_BRIEF_:
Lines that include the word "Развитие" are the ones to copy.

Extracted data entries
....

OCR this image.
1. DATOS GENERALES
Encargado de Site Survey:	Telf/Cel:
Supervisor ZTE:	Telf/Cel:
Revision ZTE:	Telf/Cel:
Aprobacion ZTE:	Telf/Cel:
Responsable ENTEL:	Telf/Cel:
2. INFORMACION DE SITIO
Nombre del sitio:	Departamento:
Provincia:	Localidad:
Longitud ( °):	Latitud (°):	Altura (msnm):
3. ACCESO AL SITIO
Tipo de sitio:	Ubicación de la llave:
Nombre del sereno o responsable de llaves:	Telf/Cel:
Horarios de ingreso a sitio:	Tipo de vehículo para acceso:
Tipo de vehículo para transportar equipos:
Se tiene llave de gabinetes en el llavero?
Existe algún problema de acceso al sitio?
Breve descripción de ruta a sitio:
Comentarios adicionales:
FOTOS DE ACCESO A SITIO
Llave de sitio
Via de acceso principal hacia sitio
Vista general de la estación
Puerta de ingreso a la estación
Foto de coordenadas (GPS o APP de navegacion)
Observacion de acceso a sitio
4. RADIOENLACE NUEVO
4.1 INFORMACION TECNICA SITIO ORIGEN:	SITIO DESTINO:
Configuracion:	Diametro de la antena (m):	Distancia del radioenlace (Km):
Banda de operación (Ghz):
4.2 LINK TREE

....

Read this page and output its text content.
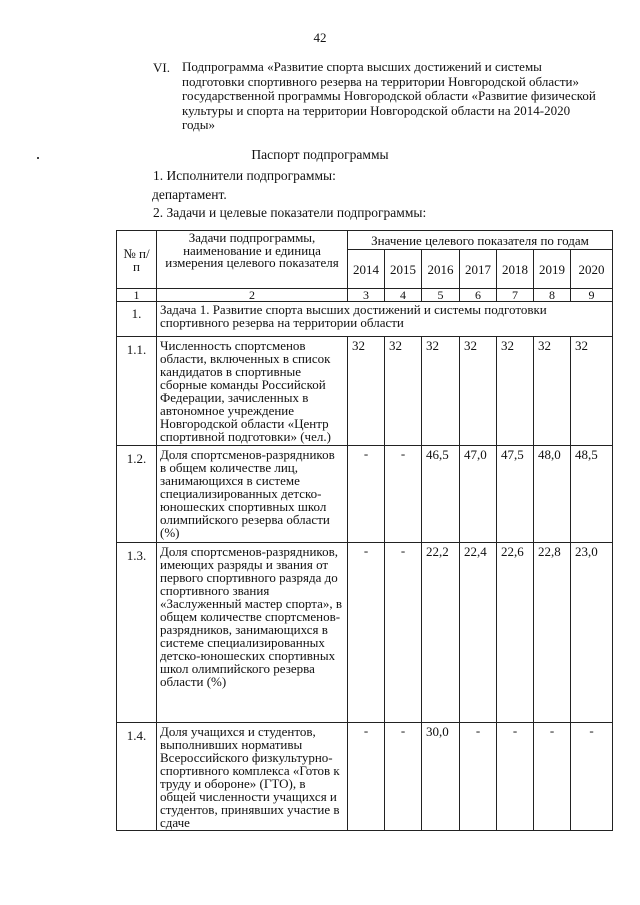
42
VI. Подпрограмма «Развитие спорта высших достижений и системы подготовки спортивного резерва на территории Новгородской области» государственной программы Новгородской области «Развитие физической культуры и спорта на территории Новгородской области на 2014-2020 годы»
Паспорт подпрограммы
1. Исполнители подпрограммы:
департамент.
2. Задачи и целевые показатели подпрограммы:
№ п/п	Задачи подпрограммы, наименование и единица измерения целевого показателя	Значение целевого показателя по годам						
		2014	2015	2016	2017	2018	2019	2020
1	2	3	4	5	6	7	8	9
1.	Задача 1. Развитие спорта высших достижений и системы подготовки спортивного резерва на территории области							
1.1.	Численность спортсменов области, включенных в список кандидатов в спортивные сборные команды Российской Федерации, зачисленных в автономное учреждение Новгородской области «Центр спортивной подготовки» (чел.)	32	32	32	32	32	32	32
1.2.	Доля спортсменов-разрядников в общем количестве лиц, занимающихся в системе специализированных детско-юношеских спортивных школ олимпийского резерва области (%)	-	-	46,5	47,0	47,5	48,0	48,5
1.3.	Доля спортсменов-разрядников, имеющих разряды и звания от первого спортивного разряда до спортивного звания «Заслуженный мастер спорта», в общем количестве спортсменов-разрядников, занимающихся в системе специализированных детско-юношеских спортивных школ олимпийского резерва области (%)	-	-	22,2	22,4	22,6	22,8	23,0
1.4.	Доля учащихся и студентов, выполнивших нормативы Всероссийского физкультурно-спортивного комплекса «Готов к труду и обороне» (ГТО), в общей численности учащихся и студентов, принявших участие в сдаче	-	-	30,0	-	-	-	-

....

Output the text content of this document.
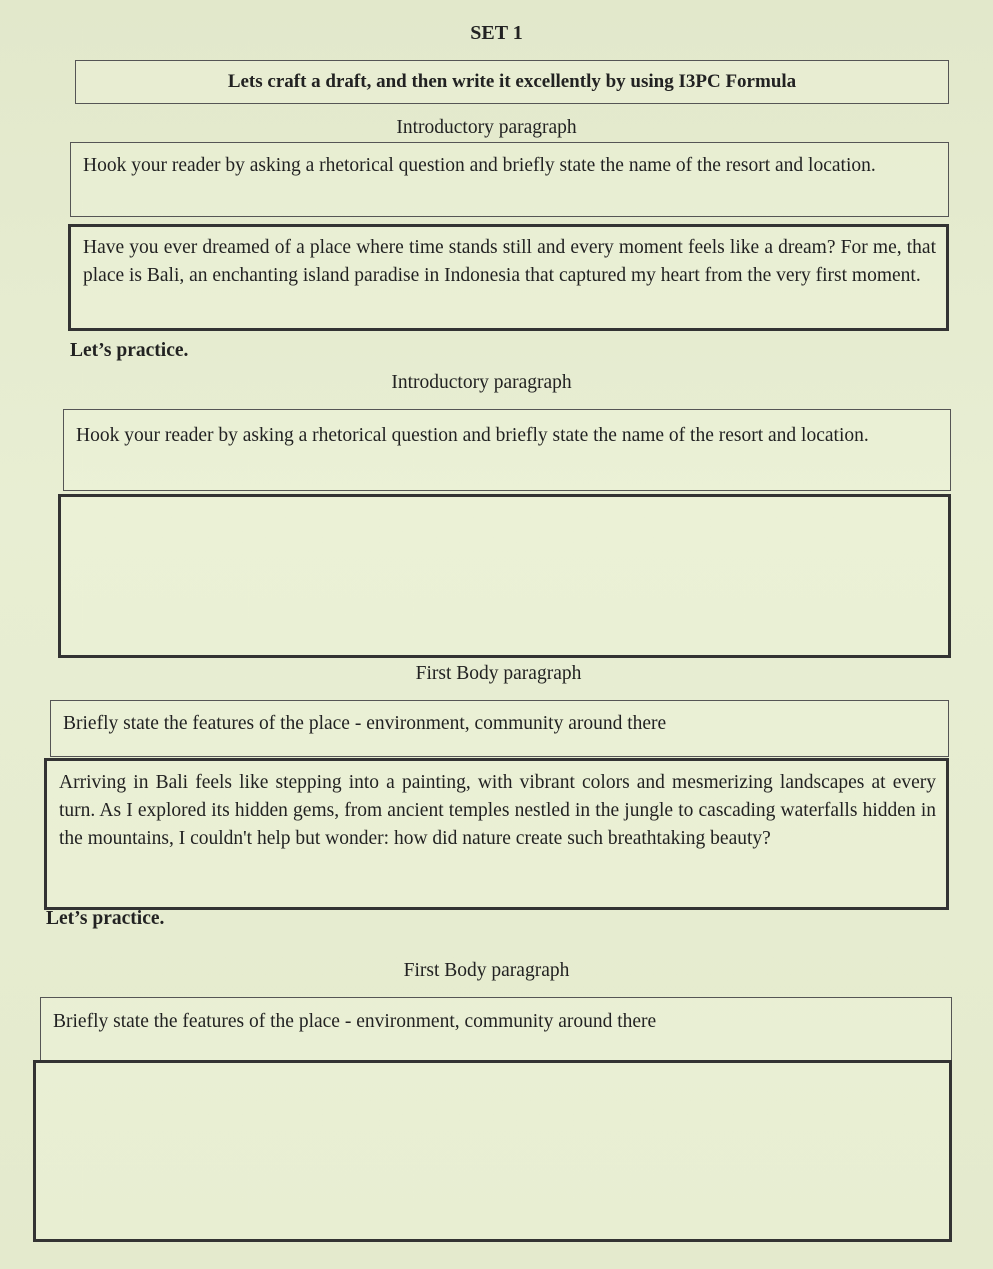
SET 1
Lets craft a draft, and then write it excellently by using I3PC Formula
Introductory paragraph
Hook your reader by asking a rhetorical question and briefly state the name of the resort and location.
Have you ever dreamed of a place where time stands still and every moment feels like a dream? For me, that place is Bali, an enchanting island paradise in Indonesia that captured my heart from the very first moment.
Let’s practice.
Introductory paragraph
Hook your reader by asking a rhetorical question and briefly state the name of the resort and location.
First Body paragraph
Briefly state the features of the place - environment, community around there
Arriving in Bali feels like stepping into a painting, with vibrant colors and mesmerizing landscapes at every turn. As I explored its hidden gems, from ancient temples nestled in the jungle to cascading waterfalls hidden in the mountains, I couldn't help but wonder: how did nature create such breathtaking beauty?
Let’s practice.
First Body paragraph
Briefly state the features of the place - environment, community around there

....

_RESULT_:
VI. Подпрограмма «Развитие спорта высших достижений и системы подготовки спортивного резерва на территории Новгородской области» государственной программы Новгородской области «Развитие физической культуры и спорта на территории Новгородской области на 2014-2020 годы»
1.	Задача 1. Развитие спорта высших достижений и системы подготовки спортивного резерва на территории области							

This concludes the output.